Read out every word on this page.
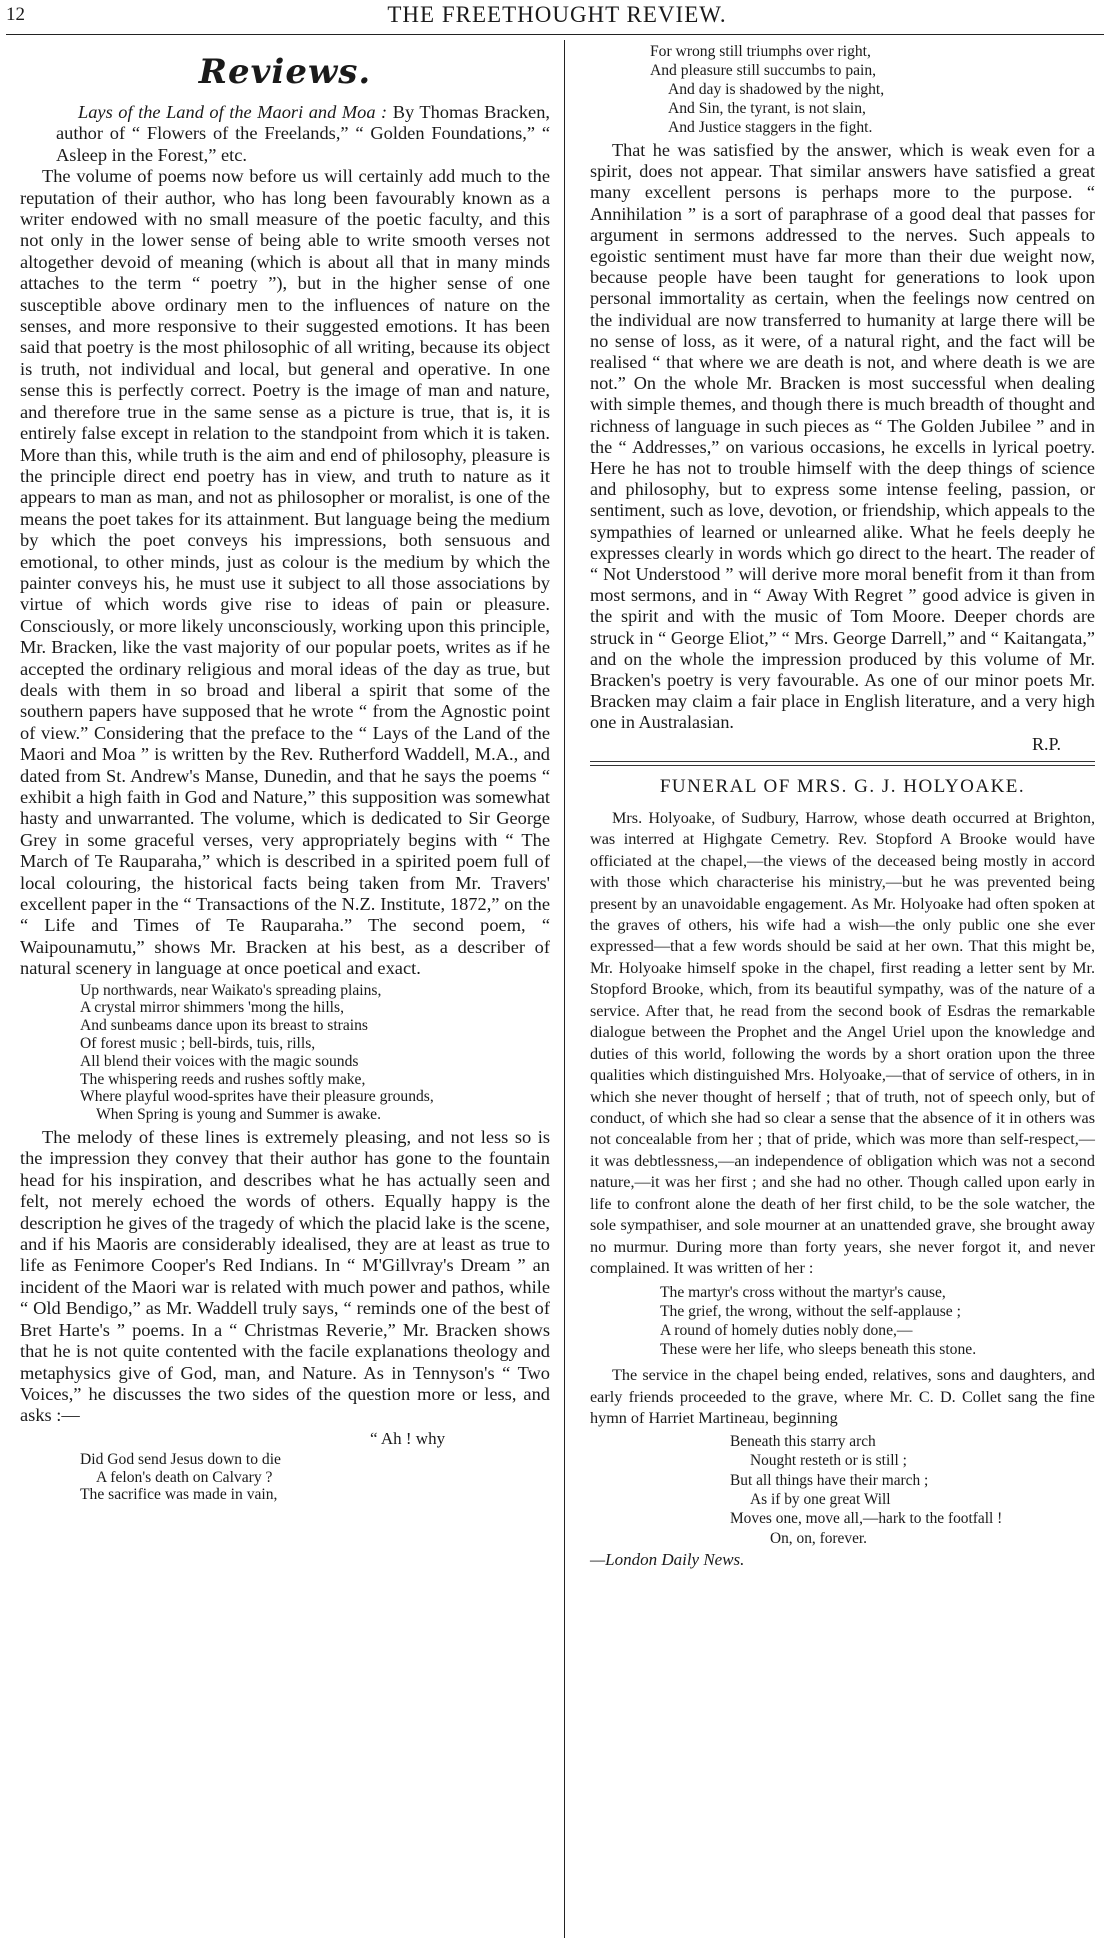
12	THE FREETHOUGHT REVIEW.
Reviews.

Lays of the Land of the Maori and Moa : By Thomas Bracken, author of “ Flowers of the Freelands,” “ Golden Foundations,” “ Asleep in the Forest,” etc.

The volume of poems now before us will certainly add much to the reputation of their author, who has long been favourably known as a writer endowed with no small measure of the poetic faculty, and this not only in the lower sense of being able to write smooth verses not altogether devoid of meaning (which is about all that in many minds attaches to the term “ poetry ”), but in the higher sense of one susceptible above ordinary men to the influences of nature on the senses, and more responsive to their suggested emotions. It has been said that poetry is the most philosophic of all writing, because its object is truth, not individual and local, but general and operative. In one sense this is perfectly correct. Poetry is the image of man and nature, and therefore true in the same sense as a picture is true, that is, it is entirely false except in relation to the standpoint from which it is taken. More than this, while truth is the aim and end of philosophy, pleasure is the principle direct end poetry has in view, and truth to nature as it appears to man as man, and not as philosopher or moralist, is one of the means the poet takes for its attainment. But language being the medium by which the poet conveys his impressions, both sensuous and emotional, to other minds, just as colour is the medium by which the painter conveys his, he must use it subject to all those associations by virtue of which words give rise to ideas of pain or pleasure. Consciously, or more likely unconsciously, working upon this principle, Mr. Bracken, like the vast majority of our popular poets, writes as if he accepted the ordinary religious and moral ideas of the day as true, but deals with them in so broad and liberal a spirit that some of the southern papers have supposed that he wrote “ from the Agnostic point of view.” Considering that the preface to the “ Lays of the Land of the Maori and Moa ” is written by the Rev. Rutherford Waddell, M.A., and dated from St. Andrew's Manse, Dunedin, and that he says the poems “ exhibit a high faith in God and Nature,” this supposition was somewhat hasty and unwarranted. The volume, which is dedicated to Sir George Grey in some graceful verses, very appropriately begins with “ The March of Te Rauparaha,” which is described in a spirited poem full of local colouring, the historical facts being taken from Mr. Travers' excellent paper in the “ Transactions of the N.Z. Institute, 1872,” on the “ Life and Times of Te Rauparaha.” The second poem, “ Waipounamutu,” shows Mr. Bracken at his best, as a describer of natural scenery in language at once poetical and exact.

Up northwards, near Waikato's spreading plains,
A crystal mirror shimmers 'mong the hills,
And sunbeams dance upon its breast to strains
Of forest music ; bell-birds, tuis, rills,
All blend their voices with the magic sounds
The whispering reeds and rushes softly make,
Where playful wood-sprites have their pleasure grounds,
When Spring is young and Summer is awake.

The melody of these lines is extremely pleasing, and not less so is the impression they convey that their author has gone to the fountain head for his inspiration, and describes what he has actually seen and felt, not merely echoed the words of others. Equally happy is the description he gives of the tragedy of which the placid lake is the scene, and if his Maoris are considerably idealised, they are at least as true to life as Fenimore Cooper's Red Indians. In “ M'Gillvray's Dream ” an incident of the Maori war is related with much power and pathos, while “ Old Bendigo,” as Mr. Waddell truly says, “ reminds one of the best of Bret Harte's ” poems. In a “ Christmas Reverie,” Mr. Bracken shows that he is not quite contented with the facile explanations theology and metaphysics give of God, man, and Nature. As in Tennyson's “ Two Voices,” he discusses the two sides of the question more or less, and asks :—

“ Ah ! why
Did God send Jesus down to die
A felon's death on Calvary ?
The sacrifice was made in vain,
For wrong still triumphs over right,
And pleasure still succumbs to pain,
And day is shadowed by the night,
And Sin, the tyrant, is not slain,
And Justice staggers in the fight.

That he was satisfied by the answer, which is weak even for a spirit, does not appear. That similar answers have satisfied a great many excellent persons is perhaps more to the purpose. “ Annihilation ” is a sort of paraphrase of a good deal that passes for argument in sermons addressed to the nerves. Such appeals to egoistic sentiment must have far more than their due weight now, because people have been taught for generations to look upon personal immortality as certain, when the feelings now centred on the individual are now transferred to humanity at large there will be no sense of loss, as it were, of a natural right, and the fact will be realised “ that where we are death is not, and where death is we are not.” On the whole Mr. Bracken is most successful when dealing with simple themes, and though there is much breadth of thought and richness of language in such pieces as “ The Golden Jubilee ” and in the “ Addresses,” on various occasions, he excells in lyrical poetry. Here he has not to trouble himself with the deep things of science and philosophy, but to express some intense feeling, passion, or sentiment, such as love, devotion, or friendship, which appeals to the sympathies of learned or unlearned alike. What he feels deeply he expresses clearly in words which go direct to the heart. The reader of “ Not Understood ” will derive more moral benefit from it than from most sermons, and in “ Away With Regret ” good advice is given in the spirit and with the music of Tom Moore. Deeper chords are struck in “ George Eliot,” “ Mrs. George Darrell,” and “ Kaitangata,” and on the whole the impression produced by this volume of Mr. Bracken's poetry is very favourable. As one of our minor poets Mr. Bracken may claim a fair place in English literature, and a very high one in Australasian.

R.P.
FUNERAL OF MRS. G. J. HOLYOAKE.

Mrs. Holyoake, of Sudbury, Harrow, whose death occurred at Brighton, was interred at Highgate Cemetry. Rev. Stopford A Brooke would have officiated at the chapel,—the views of the deceased being mostly in accord with those which characterise his ministry,—but he was prevented being present by an unavoidable engagement. As Mr. Holyoake had often spoken at the graves of others, his wife had a wish—the only public one she ever expressed—that a few words should be said at her own. That this might be, Mr. Holyoake himself spoke in the chapel, first reading a letter sent by Mr. Stopford Brooke, which, from its beautiful sympathy, was of the nature of a service. After that, he read from the second book of Esdras the remarkable dialogue between the Prophet and the Angel Uriel upon the knowledge and duties of this world, following the words by a short oration upon the three qualities which distinguished Mrs. Holyoake,—that of service of others, in in which she never thought of herself ; that of truth, not of speech only, but of conduct, of which she had so clear a sense that the absence of it in others was not concealable from her ; that of pride, which was more than self-respect,—it was debtlessness,—an independence of obligation which was not a second nature,—it was her first ; and she had no other. Though called upon early in life to confront alone the death of her first child, to be the sole watcher, the sole sympathiser, and sole mourner at an unattended grave, she brought away no murmur. During more than forty years, she never forgot it, and never complained. It was written of her :

The martyr's cross without the martyr's cause,
The grief, the wrong, without the self-applause ;
A round of homely duties nobly done,—
These were her life, who sleeps beneath this stone.

The service in the chapel being ended, relatives, sons and daughters, and early friends proceeded to the grave, where Mr. C. D. Collet sang the fine hymn of Harriet Martineau, beginning

Beneath this starry arch
Nought resteth or is still ;
But all things have their march ;
As if by one great Will
Moves one, move all,—hark to the footfall !
On, on, forever.
—London Daily News.
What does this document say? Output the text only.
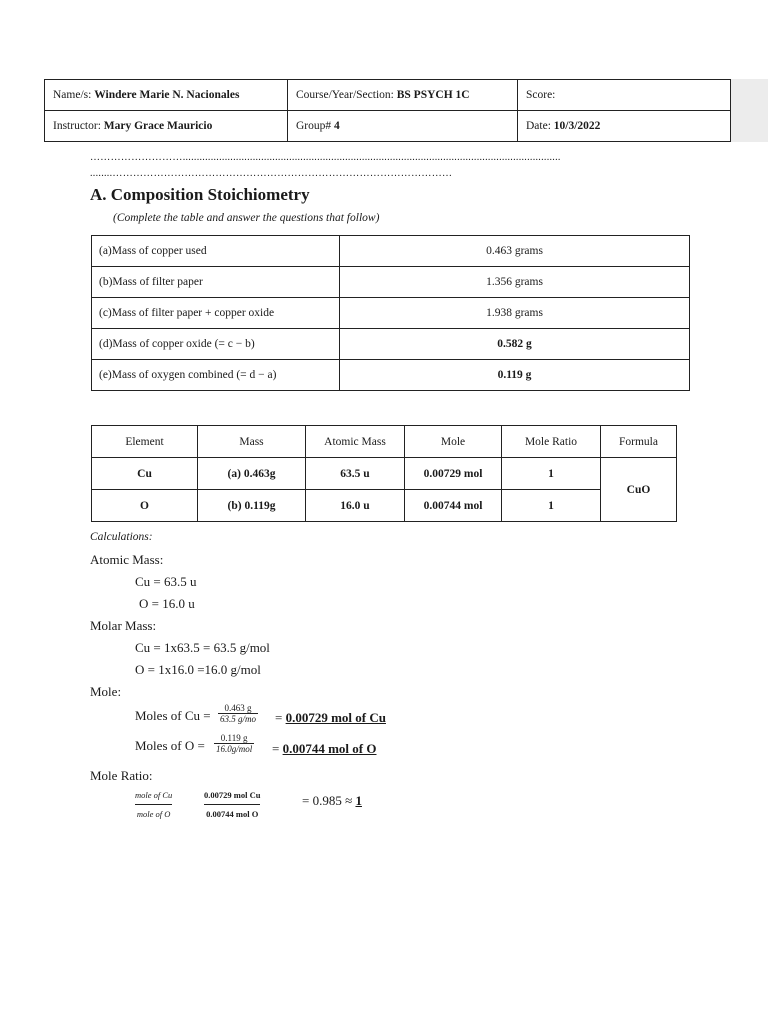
Name/s: Windere Marie N. Nacionales	Course/Year/Section: BS PSYCH 1C	Score:
Instructor: Mary Grace Mauricio	Group# 4	Date: 10/3/2022
……………………….......................................................................................................................................
........………………………………………………………………………………………
A. Composition Stoichiometry
(Complete the table and answer the questions that follow)
(a)Mass of copper used	0.463 grams
(b)Mass of filter paper	1.356 grams
(c)Mass of filter paper + copper oxide	1.938 grams
(d)Mass of copper oxide (= c − b)	0.582 g
(e)Mass of oxygen combined (= d − a)	0.119 g
Element	Mass	Atomic Mass	Mole	Mole Ratio	Formula
Cu	(a) 0.463g	63.5 u	0.00729 mol	1	CuO
O	(b) 0.119g	16.0 u	0.00744 mol	1	
Calculations:
Atomic Mass:
Cu = 63.5 u
O = 16.0 u
Molar Mass:
Cu = 1x63.5 = 63.5 g/mol
O = 1x16.0 =16.0 g/mol
Mole:
Moles of $Cu = \frac{0.463 g}{63.5 g/mo} = 0.00729$ mol of Cu
Moles of O = 0.119 g
16.0g/mol = 0.00744 mol of O
Mole Ratio:
mole of Cu
mole of O
0.00729 mol Cu
0.00744 mol O
= 0.985 ≈ 1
^^^^
What is needed: From the listing, copy each line containing the word "Atomic".

Reply to the task:
Element	Mass	Atomic Mass	Mole	Mole Ratio	Formula
Atomic Mass:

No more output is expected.